What is expected
Extract the lines that carry the string "xlabel" from the listing.

--- Begin Dataset entries ---

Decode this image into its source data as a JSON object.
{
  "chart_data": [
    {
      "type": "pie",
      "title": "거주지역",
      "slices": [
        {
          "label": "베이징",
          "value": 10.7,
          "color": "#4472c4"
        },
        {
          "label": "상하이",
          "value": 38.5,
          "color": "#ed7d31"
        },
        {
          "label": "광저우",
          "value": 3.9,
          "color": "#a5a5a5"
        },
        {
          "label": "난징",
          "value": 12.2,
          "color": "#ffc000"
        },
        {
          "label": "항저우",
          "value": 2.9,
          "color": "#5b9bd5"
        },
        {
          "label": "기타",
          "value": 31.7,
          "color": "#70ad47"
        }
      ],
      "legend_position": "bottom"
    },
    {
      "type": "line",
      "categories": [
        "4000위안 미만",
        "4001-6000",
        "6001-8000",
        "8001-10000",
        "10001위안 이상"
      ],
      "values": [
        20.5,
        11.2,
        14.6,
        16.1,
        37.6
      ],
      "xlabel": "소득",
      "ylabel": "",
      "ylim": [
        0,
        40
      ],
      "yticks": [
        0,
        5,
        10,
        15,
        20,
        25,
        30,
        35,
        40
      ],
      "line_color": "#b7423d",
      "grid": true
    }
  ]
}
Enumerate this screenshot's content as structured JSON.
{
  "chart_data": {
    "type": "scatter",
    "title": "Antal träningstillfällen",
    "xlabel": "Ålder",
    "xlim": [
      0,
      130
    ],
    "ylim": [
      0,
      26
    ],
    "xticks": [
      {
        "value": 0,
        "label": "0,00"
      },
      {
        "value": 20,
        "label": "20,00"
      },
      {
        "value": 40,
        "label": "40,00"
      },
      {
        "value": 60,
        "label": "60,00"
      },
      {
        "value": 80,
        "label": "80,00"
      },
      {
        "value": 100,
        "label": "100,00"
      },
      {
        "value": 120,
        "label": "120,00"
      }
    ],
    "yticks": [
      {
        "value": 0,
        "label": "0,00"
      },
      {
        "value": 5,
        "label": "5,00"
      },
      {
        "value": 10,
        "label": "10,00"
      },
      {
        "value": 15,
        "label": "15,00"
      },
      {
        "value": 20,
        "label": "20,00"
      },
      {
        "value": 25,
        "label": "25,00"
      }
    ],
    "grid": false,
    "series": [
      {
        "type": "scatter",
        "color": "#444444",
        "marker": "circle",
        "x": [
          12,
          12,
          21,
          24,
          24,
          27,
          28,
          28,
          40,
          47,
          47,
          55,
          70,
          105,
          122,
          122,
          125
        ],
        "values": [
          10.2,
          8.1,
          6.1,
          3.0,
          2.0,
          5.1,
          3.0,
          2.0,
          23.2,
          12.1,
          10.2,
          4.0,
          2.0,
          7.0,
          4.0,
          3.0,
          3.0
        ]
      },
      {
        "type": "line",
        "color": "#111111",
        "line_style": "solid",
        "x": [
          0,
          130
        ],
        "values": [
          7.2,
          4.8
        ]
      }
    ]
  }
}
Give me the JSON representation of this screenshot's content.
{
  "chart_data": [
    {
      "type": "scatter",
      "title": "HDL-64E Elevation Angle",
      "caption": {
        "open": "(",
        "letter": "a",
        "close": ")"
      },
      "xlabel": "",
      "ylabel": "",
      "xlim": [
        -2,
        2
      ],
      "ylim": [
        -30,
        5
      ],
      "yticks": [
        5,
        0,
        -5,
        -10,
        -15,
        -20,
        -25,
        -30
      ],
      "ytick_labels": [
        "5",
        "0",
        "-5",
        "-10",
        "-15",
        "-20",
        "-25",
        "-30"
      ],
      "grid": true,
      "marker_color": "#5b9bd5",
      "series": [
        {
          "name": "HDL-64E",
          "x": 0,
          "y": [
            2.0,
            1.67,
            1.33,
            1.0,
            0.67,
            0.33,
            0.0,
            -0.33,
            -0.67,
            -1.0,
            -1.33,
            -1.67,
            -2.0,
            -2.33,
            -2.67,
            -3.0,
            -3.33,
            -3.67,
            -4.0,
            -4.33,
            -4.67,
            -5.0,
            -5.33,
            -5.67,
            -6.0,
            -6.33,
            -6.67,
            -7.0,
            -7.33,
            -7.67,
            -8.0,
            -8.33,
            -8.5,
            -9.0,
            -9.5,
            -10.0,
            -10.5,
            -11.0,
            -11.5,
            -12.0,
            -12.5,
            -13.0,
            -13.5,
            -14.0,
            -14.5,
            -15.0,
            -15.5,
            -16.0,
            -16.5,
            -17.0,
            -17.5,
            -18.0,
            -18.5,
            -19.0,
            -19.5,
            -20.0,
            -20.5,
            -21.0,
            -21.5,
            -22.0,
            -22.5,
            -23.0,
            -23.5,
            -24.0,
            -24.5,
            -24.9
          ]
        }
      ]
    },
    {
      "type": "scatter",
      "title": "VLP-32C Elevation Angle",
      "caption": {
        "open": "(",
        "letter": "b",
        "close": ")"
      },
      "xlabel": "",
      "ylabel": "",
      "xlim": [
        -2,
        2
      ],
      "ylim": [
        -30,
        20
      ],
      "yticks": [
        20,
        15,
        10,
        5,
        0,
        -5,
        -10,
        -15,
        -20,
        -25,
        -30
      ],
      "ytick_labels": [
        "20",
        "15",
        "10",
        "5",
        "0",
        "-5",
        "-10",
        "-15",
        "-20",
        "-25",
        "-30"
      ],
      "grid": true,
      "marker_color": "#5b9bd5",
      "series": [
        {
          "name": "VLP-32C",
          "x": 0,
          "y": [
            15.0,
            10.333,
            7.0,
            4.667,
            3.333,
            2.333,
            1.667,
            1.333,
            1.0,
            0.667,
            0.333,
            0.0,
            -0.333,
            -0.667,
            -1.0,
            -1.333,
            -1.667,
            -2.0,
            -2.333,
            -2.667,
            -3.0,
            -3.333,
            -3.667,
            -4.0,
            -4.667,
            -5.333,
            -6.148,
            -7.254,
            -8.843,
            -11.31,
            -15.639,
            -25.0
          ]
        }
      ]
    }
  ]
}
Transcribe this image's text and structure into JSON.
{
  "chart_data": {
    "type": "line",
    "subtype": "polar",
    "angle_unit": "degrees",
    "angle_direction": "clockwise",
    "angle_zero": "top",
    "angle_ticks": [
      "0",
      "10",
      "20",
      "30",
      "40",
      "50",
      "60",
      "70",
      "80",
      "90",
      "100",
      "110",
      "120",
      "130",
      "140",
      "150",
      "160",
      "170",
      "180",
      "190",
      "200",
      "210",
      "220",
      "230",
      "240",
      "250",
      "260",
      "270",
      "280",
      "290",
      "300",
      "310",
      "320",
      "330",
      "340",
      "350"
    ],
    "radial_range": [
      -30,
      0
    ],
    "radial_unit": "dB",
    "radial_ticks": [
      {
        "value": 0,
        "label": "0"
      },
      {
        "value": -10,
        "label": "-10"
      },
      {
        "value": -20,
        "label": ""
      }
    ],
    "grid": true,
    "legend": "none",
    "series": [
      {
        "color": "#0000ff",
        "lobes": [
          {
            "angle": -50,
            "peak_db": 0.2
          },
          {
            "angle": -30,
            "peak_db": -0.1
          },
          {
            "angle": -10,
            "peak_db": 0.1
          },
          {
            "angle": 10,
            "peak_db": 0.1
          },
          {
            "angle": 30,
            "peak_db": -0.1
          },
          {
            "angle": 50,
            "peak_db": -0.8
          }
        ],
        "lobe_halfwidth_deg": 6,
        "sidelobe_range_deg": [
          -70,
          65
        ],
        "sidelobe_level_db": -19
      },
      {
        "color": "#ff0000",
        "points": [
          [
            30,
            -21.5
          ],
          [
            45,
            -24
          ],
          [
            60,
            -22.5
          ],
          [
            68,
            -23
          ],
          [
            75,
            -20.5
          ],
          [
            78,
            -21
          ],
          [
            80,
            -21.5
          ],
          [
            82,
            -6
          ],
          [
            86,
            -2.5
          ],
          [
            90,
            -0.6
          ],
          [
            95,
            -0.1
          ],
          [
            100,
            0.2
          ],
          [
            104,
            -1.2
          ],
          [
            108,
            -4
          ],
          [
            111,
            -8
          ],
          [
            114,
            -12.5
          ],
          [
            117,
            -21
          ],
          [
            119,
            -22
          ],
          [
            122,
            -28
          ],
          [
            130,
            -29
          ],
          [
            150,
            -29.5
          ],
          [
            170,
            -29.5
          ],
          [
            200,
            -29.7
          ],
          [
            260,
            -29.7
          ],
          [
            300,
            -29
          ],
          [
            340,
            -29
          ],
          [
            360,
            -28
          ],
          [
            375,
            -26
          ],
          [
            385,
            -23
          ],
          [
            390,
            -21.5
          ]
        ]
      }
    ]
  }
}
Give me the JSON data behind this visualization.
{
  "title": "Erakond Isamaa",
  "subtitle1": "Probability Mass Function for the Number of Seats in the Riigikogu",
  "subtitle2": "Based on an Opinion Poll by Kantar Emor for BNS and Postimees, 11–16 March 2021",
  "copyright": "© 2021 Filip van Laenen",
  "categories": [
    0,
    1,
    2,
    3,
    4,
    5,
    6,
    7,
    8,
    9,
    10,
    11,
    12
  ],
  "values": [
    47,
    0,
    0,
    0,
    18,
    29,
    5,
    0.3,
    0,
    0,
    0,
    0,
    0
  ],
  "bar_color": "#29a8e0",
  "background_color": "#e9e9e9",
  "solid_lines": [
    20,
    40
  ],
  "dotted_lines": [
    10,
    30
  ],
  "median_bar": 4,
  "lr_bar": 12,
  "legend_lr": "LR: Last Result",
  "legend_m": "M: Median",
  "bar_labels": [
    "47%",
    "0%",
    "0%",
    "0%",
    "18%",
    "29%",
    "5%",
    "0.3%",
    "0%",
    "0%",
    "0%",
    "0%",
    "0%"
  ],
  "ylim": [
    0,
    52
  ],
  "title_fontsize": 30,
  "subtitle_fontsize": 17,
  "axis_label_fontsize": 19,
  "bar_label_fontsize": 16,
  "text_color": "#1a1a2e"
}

--- End Dataset entries ---

Completed task
      "xlabel": "소득",
    "xlabel": "Ålder",
      "xlabel": "",
      "xlabel": "",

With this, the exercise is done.